Can you rewrite the material with every "key-icon" swapped for "lock-icon", leaving all else unchanged?

[Saved data entries]
--- start ---
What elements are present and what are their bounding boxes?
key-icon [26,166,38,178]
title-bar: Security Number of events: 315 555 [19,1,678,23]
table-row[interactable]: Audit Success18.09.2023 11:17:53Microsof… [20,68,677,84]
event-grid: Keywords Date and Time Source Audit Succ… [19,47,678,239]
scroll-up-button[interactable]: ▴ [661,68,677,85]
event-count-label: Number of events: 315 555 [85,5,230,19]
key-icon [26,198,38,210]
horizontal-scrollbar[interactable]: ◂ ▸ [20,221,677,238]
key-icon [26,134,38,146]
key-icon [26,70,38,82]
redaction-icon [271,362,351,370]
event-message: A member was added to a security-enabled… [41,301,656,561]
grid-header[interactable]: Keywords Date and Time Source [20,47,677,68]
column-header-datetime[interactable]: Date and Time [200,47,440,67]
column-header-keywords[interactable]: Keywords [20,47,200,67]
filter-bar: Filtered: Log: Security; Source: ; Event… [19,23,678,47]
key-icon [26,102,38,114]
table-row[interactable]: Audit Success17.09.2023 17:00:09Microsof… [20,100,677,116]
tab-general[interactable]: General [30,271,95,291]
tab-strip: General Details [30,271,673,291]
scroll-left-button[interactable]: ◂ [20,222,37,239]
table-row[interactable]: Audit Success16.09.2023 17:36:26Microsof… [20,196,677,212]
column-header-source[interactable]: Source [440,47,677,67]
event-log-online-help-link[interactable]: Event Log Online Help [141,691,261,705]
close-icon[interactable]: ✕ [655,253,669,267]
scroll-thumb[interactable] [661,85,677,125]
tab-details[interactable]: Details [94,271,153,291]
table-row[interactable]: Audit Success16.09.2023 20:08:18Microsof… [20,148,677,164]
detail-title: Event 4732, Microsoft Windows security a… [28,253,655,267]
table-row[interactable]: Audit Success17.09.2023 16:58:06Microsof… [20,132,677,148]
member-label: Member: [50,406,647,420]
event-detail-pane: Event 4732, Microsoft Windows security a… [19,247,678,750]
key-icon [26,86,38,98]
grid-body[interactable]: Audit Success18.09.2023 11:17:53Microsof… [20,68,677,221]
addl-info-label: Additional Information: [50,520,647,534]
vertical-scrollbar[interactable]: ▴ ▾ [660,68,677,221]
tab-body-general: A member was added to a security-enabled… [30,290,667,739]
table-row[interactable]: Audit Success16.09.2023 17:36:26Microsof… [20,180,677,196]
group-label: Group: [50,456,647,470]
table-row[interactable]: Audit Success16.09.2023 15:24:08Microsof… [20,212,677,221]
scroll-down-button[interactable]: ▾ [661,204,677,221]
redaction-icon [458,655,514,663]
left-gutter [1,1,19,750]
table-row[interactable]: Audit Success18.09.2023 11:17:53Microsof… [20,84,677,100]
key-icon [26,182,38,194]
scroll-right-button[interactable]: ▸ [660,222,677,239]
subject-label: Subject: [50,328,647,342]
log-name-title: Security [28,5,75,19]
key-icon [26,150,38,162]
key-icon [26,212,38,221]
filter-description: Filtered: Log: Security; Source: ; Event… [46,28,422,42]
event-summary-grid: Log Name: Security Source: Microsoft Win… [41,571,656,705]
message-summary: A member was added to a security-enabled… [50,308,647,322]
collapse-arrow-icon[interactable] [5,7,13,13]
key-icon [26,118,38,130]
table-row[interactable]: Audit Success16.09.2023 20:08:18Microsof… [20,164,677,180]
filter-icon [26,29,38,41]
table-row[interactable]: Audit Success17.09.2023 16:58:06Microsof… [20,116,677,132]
--- end ---
• [ANSWER BELOW]
What elements are present and what are their bounding boxes?
lock-icon [26,166,38,178]
title-bar: Security Number of events: 315 555 [19,1,678,23]
table-row[interactable]: Audit Success18.09.2023 11:17:53Microsof… [20,68,677,84]
event-grid: Keywords Date and Time Source Audit Succ… [19,47,678,239]
scroll-up-button[interactable]: ▴ [661,68,677,85]
event-count-label: Number of events: 315 555 [85,5,230,19]
lock-icon [26,198,38,210]
horizontal-scrollbar[interactable]: ◂ ▸ [20,221,677,238]
lock-icon [26,134,38,146]
lock-icon [26,70,38,82]
redaction-icon [271,362,351,370]
event-message: A member was added to a security-enabled… [41,301,656,561]
grid-header[interactable]: Keywords Date and Time Source [20,47,677,68]
column-header-datetime[interactable]: Date and Time [200,47,440,67]
column-header-keywords[interactable]: Keywords [20,47,200,67]
filter-bar: Filtered: Log: Security; Source: ; Event… [19,23,678,47]
lock-icon [26,102,38,114]
table-row[interactable]: Audit Success17.09.2023 17:00:09Microsof… [20,100,677,116]
tab-general[interactable]: General [30,271,95,291]
tab-strip: General Details [30,271,673,291]
scroll-left-button[interactable]: ◂ [20,222,37,239]
table-row[interactable]: Audit Success16.09.2023 17:36:26Microsof… [20,196,677,212]
column-header-source[interactable]: Source [440,47,677,67]
event-log-online-help-link[interactable]: Event Log Online Help [141,691,261,705]
close-icon[interactable]: ✕ [655,253,669,267]
scroll-thumb[interactable] [661,85,677,125]
tab-details[interactable]: Details [94,271,153,291]
table-row[interactable]: Audit Success16.09.2023 20:08:18Microsof… [20,148,677,164]
detail-title: Event 4732, Microsoft Windows security a… [28,253,655,267]
table-row[interactable]: Audit Success17.09.2023 16:58:06Microsof… [20,132,677,148]
member-label: Member: [50,406,647,420]
event-detail-pane: Event 4732, Microsoft Windows security a… [19,247,678,750]
lock-icon [26,86,38,98]
grid-body[interactable]: Audit Success18.09.2023 11:17:53Microsof… [20,68,677,221]
addl-info-label: Additional Information: [50,520,647,534]
vertical-scrollbar[interactable]: ▴ ▾ [660,68,677,221]
tab-body-general: A member was added to a security-enabled… [30,290,667,739]
table-row[interactable]: Audit Success16.09.2023 17:36:26Microsof… [20,180,677,196]
group-label: Group: [50,456,647,470]
table-row[interactable]: Audit Success16.09.2023 15:24:08Microsof… [20,212,677,221]
scroll-down-button[interactable]: ▾ [661,204,677,221]
redaction-icon [458,655,514,663]
left-gutter [1,1,19,750]
table-row[interactable]: Audit Success18.09.2023 11:17:53Microsof… [20,84,677,100]
lock-icon [26,182,38,194]
scroll-right-button[interactable]: ▸ [660,222,677,239]
subject-label: Subject: [50,328,647,342]
log-name-title: Security [28,5,75,19]
lock-icon [26,150,38,162]
lock-icon [26,212,38,221]
filter-description: Filtered: Log: Security; Source: ; Event… [46,28,422,42]
event-summary-grid: Log Name: Security Source: Microsoft Win… [41,571,656,705]
message-summary: A member was added to a security-enabled… [50,308,647,322]
collapse-arrow-icon[interactable] [5,7,13,13]
lock-icon [26,118,38,130]
table-row[interactable]: Audit Success16.09.2023 20:08:18Microsof… [20,164,677,180]
filter-icon [26,29,38,41]
table-row[interactable]: Audit Success17.09.2023 16:58:06Microsof… [20,116,677,132]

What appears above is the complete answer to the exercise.